— BEGIN Input rows —

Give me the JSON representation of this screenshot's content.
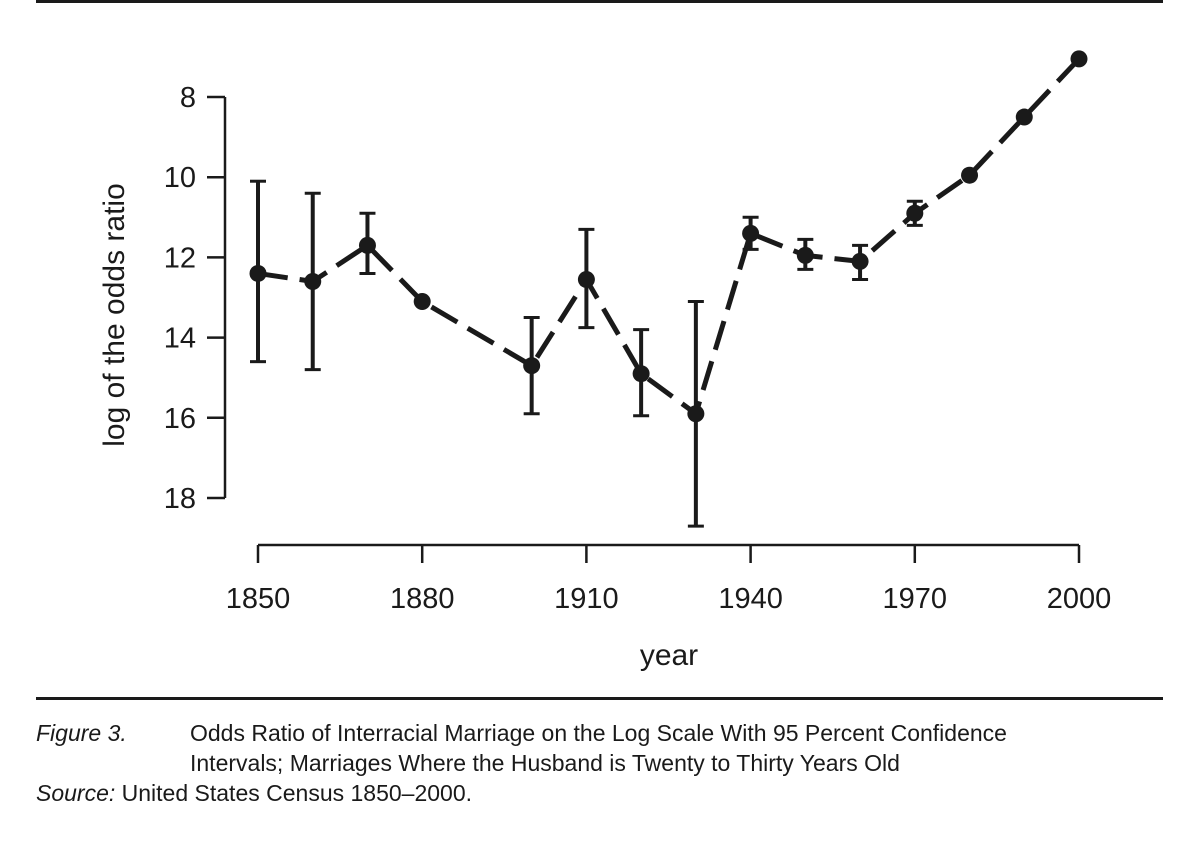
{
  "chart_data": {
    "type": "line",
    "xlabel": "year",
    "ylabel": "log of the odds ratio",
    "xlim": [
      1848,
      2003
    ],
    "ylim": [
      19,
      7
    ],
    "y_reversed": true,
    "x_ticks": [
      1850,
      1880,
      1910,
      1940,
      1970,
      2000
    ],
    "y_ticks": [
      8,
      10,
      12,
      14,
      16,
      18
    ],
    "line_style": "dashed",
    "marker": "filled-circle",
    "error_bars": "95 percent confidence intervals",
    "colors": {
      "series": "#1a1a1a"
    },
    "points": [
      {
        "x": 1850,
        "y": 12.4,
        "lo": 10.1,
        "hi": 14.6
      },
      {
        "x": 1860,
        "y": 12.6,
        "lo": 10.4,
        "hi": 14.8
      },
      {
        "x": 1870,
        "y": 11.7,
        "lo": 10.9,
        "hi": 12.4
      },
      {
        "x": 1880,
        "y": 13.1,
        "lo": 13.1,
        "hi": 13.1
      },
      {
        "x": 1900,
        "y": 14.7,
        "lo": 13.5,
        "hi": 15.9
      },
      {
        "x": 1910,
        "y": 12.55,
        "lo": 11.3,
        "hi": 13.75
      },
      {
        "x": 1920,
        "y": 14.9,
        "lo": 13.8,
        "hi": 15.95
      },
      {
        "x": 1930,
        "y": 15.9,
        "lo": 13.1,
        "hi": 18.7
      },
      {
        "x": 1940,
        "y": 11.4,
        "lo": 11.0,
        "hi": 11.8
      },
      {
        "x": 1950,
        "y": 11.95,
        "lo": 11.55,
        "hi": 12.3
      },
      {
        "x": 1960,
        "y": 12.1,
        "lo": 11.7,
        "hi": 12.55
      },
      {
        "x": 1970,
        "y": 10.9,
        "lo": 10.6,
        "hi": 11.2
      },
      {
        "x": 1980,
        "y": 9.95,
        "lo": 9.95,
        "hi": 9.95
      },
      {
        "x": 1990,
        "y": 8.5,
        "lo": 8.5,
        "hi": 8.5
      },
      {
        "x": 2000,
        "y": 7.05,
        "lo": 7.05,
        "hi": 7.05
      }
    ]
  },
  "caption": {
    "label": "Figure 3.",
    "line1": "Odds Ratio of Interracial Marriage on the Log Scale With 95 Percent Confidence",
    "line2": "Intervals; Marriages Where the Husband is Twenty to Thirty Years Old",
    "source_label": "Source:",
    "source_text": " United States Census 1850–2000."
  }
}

— END Input rows —

▸ Task prompt
Retype each line of the listing above word for word. Exclude the pictures.

▸ Task output
Give me the JSON representation of this screenshot's content.
{
  "chart_data": {
    "type": "line",
    "xlabel": "year",
    "ylabel": "log of the odds ratio",
    "xlim": [
      1848,
      2003
    ],
    "ylim": [
      19,
      7
    ],
    "y_reversed": true,
    "x_ticks": [
      1850,
      1880,
      1910,
      1940,
      1970,
      2000
    ],
    "y_ticks": [
      8,
      10,
      12,
      14,
      16,
      18
    ],
    "line_style": "dashed",
    "marker": "filled-circle",
    "error_bars": "95 percent confidence intervals",
    "colors": {
      "series": "#1a1a1a"
    },
    "points": [
      {
        "x": 1850,
        "y": 12.4,
        "lo": 10.1,
        "hi": 14.6
      },
      {
        "x": 1860,
        "y": 12.6,
        "lo": 10.4,
        "hi": 14.8
      },
      {
        "x": 1870,
        "y": 11.7,
        "lo": 10.9,
        "hi": 12.4
      },
      {
        "x": 1880,
        "y": 13.1,
        "lo": 13.1,
        "hi": 13.1
      },
      {
        "x": 1900,
        "y": 14.7,
        "lo": 13.5,
        "hi": 15.9
      },
      {
        "x": 1910,
        "y": 12.55,
        "lo": 11.3,
        "hi": 13.75
      },
      {
        "x": 1920,
        "y": 14.9,
        "lo": 13.8,
        "hi": 15.95
      },
      {
        "x": 1930,
        "y": 15.9,
        "lo": 13.1,
        "hi": 18.7
      },
      {
        "x": 1940,
        "y": 11.4,
        "lo": 11.0,
        "hi": 11.8
      },
      {
        "x": 1950,
        "y": 11.95,
        "lo": 11.55,
        "hi": 12.3
      },
      {
        "x": 1960,
        "y": 12.1,
        "lo": 11.7,
        "hi": 12.55
      },
      {
        "x": 1970,
        "y": 10.9,
        "lo": 10.6,
        "hi": 11.2
      },
      {
        "x": 1980,
        "y": 9.95,
        "lo": 9.95,
        "hi": 9.95
      },
      {
        "x": 1990,
        "y": 8.5,
        "lo": 8.5,
        "hi": 8.5
      },
      {
        "x": 2000,
        "y": 7.05,
        "lo": 7.05,
        "hi": 7.05
      }
    ]
  },
  "caption": {
    "label": "Figure 3.",
    "line1": "Odds Ratio of Interracial Marriage on the Log Scale With 95 Percent Confidence",
    "line2": "Intervals; Marriages Where the Husband is Twenty to Thirty Years Old",
    "source_label": "Source:",
    "source_text": " United States Census 1850–2000."
  }
}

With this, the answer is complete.